ABOUT THIS TASK:
Answer these questions using the Lightning Network text.
1. What feature does the spec for using the Lightning Network rely on?
2. Which time-based script extensions make the penalties possible?
3. In the Alice and Bob example, how much does each of them own in the channel?

The Lightning Network is a P2P system for making micropayments of digital currencies such as Bitcoin or Litecoin through a mesh network of bidirectional payment channels without delegating custody of funds or trust to third parties.
Normal use of the Lightning Network consists of opening a payment channel by committing a funding transaction to the relevant blockchain, followed by making any number of Lightning transactions that update the tentative distribution of the channel's funds without broadcasting to the blockchain, followed by closing the payment channel by broadcasting the final version of the transaction to distribute the channel's funds.
The spec for using the Lightning Network relies on Segregated Witness (SegWit), a feature that is not yet enabled for the mainnet (production) Bitcoin blockchain but is already enabled for Litecoin.
The payment channels allow participants to transfer money to each other without having to make all their transactions public on the blockchain. This is done by penalizing uncooperative participants. When opening a channel, participants must commit an amount (in a funding transaction, which is on the blockchain). Time based script extensions like CheckSequenceVerify and CheckLockTimeVerify make the penalties possible.
If we presume a large network of channels on the Bitcoin blockchain, and all Bitcoin users are participating on this graph by having at least one channel open on the Bitcoin blockchain, it is possible to create a near-infinite amount of transactions inside this network. The only transactions that are broadcast on the Bitcoin blockchain prematurely are with uncooperative channel counterparties.
The CheckSequenceVerify (CSV) Bitcoin Improvement Proposal details how Hash Time-Locked Contracts are implemented with CSV and used in Lightning.
If Alice and Bob have a payment channel, both of them also have a "latest" commitment transaction. A commitment transaction divides the funds from the funding transaction according to the correct allocation between Alice and Bob. For example, if Alice owns 1.0 mBTC and Bob owns 1.0 mBTC in the channel, the commitment transactions divide the total channel funds in that way.

EXCERPTED RECORDS:
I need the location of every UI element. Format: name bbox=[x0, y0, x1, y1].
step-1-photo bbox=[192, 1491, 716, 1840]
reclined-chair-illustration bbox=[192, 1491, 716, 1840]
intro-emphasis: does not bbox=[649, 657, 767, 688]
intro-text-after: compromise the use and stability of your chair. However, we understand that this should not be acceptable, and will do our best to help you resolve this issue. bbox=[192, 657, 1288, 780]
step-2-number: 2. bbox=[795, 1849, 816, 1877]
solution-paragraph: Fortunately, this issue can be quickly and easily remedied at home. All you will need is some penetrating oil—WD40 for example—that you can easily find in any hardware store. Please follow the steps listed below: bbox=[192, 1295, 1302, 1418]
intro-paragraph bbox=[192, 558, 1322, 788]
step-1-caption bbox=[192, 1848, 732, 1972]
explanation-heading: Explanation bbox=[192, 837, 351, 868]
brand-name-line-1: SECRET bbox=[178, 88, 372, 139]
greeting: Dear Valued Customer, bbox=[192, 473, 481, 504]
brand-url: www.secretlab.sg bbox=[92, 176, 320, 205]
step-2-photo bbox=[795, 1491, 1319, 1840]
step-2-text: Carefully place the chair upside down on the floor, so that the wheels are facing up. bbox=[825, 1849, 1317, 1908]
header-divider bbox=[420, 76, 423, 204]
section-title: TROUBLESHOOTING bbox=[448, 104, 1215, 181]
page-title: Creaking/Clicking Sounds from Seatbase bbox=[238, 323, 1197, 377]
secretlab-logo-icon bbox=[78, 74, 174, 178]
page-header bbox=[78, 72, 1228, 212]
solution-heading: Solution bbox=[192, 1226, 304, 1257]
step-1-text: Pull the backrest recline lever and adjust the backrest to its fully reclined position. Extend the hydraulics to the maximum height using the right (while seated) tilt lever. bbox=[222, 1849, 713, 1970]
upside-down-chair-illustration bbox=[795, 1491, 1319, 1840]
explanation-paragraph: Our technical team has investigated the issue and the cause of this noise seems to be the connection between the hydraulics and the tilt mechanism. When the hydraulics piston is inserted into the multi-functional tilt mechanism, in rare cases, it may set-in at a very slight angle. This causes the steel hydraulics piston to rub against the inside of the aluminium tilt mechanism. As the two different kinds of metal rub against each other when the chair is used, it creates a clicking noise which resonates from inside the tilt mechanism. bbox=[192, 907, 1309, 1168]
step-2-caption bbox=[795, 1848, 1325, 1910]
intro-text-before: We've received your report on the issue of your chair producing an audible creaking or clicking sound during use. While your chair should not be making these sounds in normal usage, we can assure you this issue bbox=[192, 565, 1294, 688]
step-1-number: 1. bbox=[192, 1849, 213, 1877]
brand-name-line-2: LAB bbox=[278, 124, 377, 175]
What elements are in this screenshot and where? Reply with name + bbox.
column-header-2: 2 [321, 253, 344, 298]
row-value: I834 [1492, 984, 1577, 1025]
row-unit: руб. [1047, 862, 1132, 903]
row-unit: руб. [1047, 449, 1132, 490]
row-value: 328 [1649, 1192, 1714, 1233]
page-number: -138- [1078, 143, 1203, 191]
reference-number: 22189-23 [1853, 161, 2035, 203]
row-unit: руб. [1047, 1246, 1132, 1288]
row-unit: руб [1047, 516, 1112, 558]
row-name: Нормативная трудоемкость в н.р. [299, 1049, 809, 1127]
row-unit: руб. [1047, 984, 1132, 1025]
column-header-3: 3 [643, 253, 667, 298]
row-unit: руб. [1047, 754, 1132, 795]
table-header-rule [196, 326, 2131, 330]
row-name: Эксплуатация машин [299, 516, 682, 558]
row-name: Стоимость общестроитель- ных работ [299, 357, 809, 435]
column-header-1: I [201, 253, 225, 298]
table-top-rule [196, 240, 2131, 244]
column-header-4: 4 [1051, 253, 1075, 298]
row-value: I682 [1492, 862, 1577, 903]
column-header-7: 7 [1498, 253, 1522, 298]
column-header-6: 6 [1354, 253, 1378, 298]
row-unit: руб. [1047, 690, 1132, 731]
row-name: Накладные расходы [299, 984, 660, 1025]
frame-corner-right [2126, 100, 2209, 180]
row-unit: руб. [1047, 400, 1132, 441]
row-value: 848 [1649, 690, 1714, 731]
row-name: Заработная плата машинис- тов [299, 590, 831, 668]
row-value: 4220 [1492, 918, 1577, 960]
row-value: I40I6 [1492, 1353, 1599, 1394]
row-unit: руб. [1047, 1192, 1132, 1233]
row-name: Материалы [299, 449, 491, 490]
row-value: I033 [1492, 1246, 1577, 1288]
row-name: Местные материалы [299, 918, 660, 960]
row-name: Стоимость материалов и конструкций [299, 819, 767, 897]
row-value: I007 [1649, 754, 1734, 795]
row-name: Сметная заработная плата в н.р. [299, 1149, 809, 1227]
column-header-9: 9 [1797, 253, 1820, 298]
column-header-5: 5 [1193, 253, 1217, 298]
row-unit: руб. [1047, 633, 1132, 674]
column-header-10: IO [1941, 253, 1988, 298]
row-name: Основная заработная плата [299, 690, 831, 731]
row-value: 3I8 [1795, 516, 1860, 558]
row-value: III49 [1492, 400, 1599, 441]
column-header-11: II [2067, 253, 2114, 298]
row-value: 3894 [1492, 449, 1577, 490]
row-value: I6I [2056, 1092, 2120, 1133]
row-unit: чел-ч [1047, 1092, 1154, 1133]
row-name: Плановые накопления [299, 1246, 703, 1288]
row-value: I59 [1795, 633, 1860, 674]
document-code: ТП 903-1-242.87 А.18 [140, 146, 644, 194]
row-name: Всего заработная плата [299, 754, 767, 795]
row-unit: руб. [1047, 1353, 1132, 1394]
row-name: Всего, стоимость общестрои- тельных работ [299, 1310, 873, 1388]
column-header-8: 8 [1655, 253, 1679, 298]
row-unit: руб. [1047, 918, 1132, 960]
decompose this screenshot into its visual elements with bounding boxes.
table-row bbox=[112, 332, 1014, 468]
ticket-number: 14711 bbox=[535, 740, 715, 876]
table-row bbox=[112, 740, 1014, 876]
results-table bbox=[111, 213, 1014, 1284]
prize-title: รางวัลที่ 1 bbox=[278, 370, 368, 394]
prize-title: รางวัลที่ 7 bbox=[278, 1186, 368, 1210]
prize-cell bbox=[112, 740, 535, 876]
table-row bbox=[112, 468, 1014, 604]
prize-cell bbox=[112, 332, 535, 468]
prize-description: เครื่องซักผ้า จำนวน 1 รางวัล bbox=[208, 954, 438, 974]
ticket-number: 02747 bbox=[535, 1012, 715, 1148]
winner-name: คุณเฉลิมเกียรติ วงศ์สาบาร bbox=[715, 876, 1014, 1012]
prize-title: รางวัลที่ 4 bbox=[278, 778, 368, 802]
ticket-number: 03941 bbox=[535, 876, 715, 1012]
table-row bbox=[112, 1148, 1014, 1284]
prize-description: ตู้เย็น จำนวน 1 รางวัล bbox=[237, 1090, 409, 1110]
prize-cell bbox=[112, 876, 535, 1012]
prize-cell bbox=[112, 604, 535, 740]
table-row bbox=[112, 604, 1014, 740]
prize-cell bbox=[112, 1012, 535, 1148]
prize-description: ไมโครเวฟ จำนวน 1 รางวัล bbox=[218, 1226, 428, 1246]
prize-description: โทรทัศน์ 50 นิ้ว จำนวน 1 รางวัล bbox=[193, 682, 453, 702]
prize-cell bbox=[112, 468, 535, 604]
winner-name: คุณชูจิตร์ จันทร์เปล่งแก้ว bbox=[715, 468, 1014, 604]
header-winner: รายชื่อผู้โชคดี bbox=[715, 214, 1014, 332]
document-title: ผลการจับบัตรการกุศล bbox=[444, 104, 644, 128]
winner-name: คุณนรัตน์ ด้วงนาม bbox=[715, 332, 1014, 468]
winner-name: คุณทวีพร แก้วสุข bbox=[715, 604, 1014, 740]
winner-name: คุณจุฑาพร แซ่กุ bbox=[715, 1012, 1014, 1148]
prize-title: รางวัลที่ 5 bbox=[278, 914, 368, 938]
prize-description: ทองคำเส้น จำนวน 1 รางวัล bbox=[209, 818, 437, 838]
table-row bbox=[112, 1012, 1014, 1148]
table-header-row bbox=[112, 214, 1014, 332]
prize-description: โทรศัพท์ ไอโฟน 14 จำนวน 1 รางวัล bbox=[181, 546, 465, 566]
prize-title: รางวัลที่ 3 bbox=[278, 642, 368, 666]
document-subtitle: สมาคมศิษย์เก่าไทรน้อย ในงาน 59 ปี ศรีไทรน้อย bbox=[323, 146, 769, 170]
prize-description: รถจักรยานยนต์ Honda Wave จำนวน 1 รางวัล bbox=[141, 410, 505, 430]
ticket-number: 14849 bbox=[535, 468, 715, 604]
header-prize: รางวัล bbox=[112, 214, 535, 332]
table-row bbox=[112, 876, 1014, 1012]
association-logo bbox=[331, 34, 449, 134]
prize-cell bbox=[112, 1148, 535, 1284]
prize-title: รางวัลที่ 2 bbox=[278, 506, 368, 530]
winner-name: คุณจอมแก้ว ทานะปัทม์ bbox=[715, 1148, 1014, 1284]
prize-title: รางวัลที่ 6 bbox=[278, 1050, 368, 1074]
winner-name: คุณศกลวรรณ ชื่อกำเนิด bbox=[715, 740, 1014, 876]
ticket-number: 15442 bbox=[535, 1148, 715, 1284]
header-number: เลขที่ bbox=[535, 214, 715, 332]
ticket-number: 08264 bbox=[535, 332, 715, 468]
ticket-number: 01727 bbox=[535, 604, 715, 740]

EXERCISE SOLUTION:
1. Segregated Witness (SegWit).
2. CheckSequenceVerify and CheckLockTimeVerify.
3. Alice owns 1.0 mBTC and Bob owns 1.0 mBTC.